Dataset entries
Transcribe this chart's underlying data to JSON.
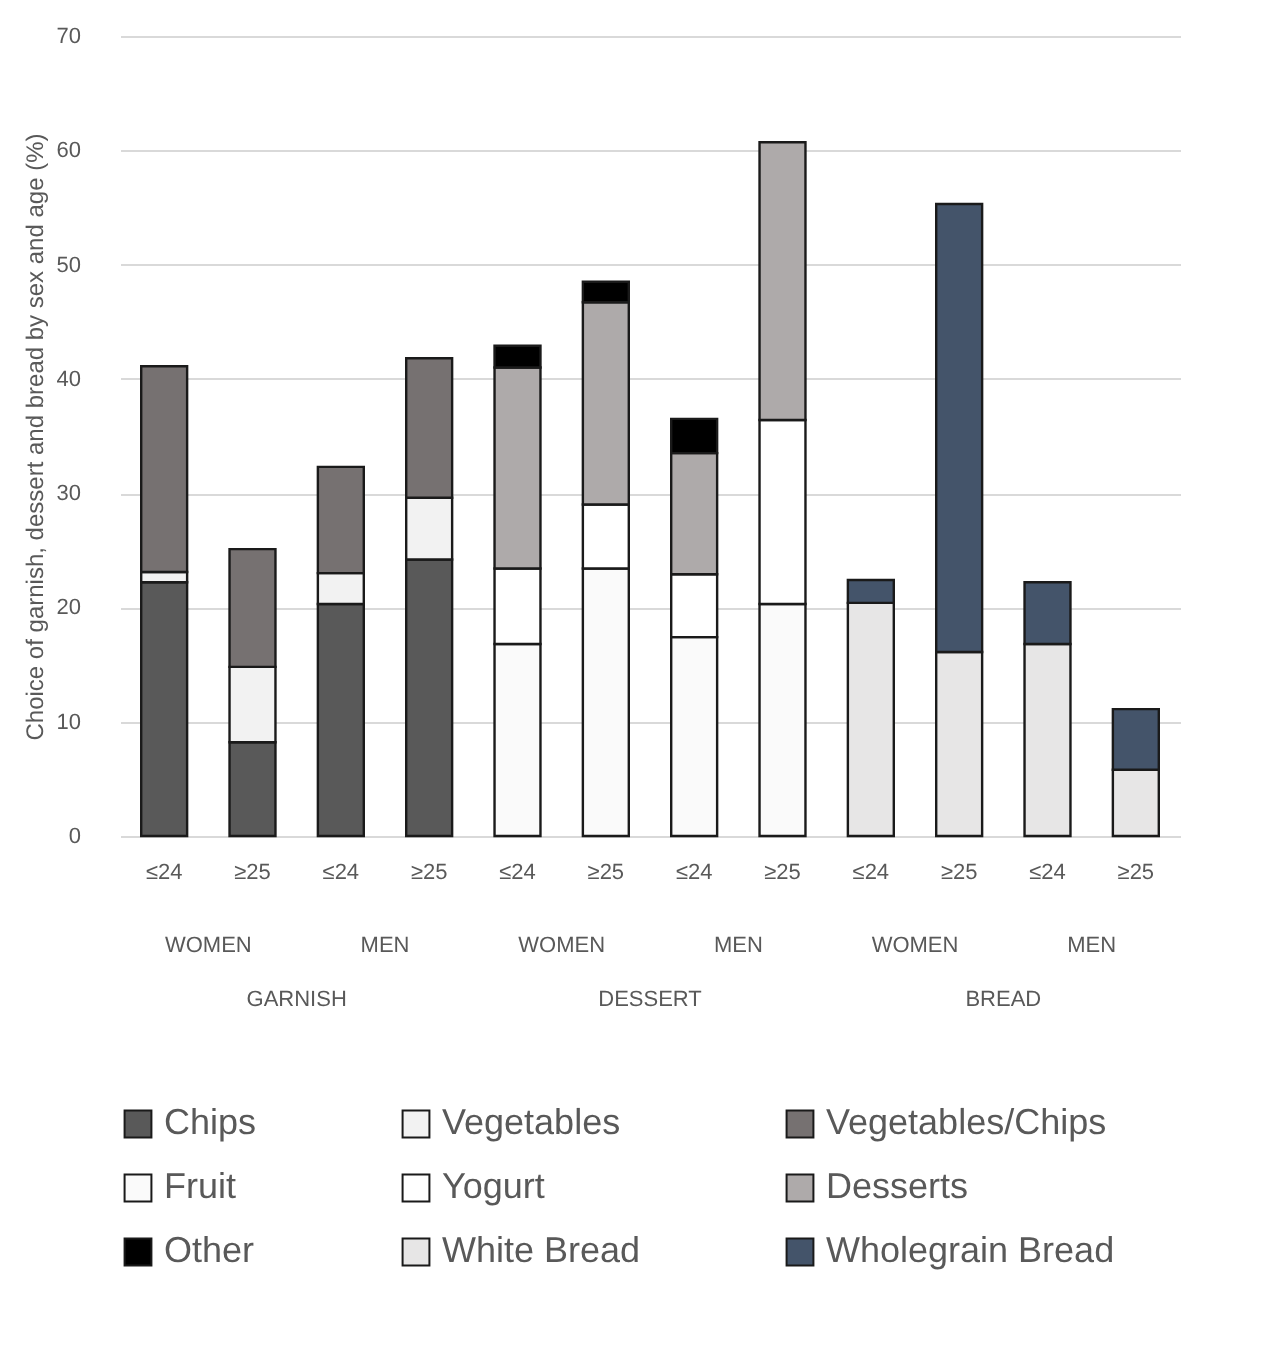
{
  "chart_data": {
    "type": "bar",
    "stacked": true,
    "ylabel": "Choice of garnish,  dessert and bread by sex and age (%)",
    "categories": [
      "≤24",
      "≥25",
      "≤24",
      "≥25",
      "≤24",
      "≥25",
      "≤24",
      "≥25",
      "≤24",
      "≥25",
      "≤24",
      "≥25"
    ],
    "annotations": [
      "WOMEN",
      "MEN",
      "WOMEN",
      "MEN",
      "WOMEN",
      "MEN",
      "GARNISH",
      "DESSERT",
      "BREAD"
    ],
    "series": [
      {
        "name": "Chips",
        "color": "#595959",
        "values": [
          22.2,
          8.2,
          20.3,
          24.2,
          null,
          null,
          null,
          null,
          null,
          null,
          null,
          null
        ]
      },
      {
        "name": "Vegetables",
        "color": "#f2f2f2",
        "values": [
          0.9,
          6.6,
          2.7,
          5.4,
          null,
          null,
          null,
          null,
          null,
          null,
          null,
          null
        ]
      },
      {
        "name": "Vegetables/Chips",
        "color": "#767171",
        "values": [
          18.0,
          10.3,
          9.3,
          12.2,
          null,
          null,
          null,
          null,
          null,
          null,
          null,
          null
        ]
      },
      {
        "name": "Fruit",
        "color": "#fafafa",
        "values": [
          null,
          null,
          null,
          null,
          16.8,
          23.4,
          17.4,
          20.3,
          null,
          null,
          null,
          null
        ]
      },
      {
        "name": "Yogurt",
        "color": "#ffffff",
        "values": [
          null,
          null,
          null,
          null,
          6.6,
          5.6,
          5.5,
          16.1,
          null,
          null,
          null,
          null
        ]
      },
      {
        "name": "Desserts",
        "color": "#aeaaaa",
        "values": [
          null,
          null,
          null,
          null,
          17.6,
          17.7,
          10.6,
          24.3,
          null,
          null,
          null,
          null
        ]
      },
      {
        "name": "Other",
        "color": "#000000",
        "values": [
          null,
          null,
          null,
          null,
          1.9,
          1.8,
          3.0,
          null,
          null,
          null,
          null,
          null
        ]
      },
      {
        "name": "White Bread",
        "color": "#e7e6e6",
        "values": [
          null,
          null,
          null,
          null,
          null,
          null,
          null,
          null,
          20.4,
          16.1,
          16.8,
          5.8
        ]
      },
      {
        "name": "Wholegrain Bread",
        "color": "#44546a",
        "values": [
          null,
          null,
          null,
          null,
          null,
          null,
          null,
          null,
          2.0,
          39.2,
          5.4,
          5.3
        ]
      }
    ],
    "ylim": [
      0,
      70
    ],
    "yticks": [
      0,
      10,
      20,
      30,
      40,
      50,
      60,
      70
    ],
    "grid": "y",
    "legend": "bottom"
  }
}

:: THE REQUEST ::
Pick out the lines that contain "name" and copy them.

:: RESPONSE BELOW ::
        "name": "Chips",
        "name": "Vegetables",
        "name": "Vegetables/Chips",
        "name": "Fruit",
        "name": "Yogurt",
        "name": "Desserts",
        "name": "Other",
        "name": "White Bread",
        "name": "Wholegrain Bread",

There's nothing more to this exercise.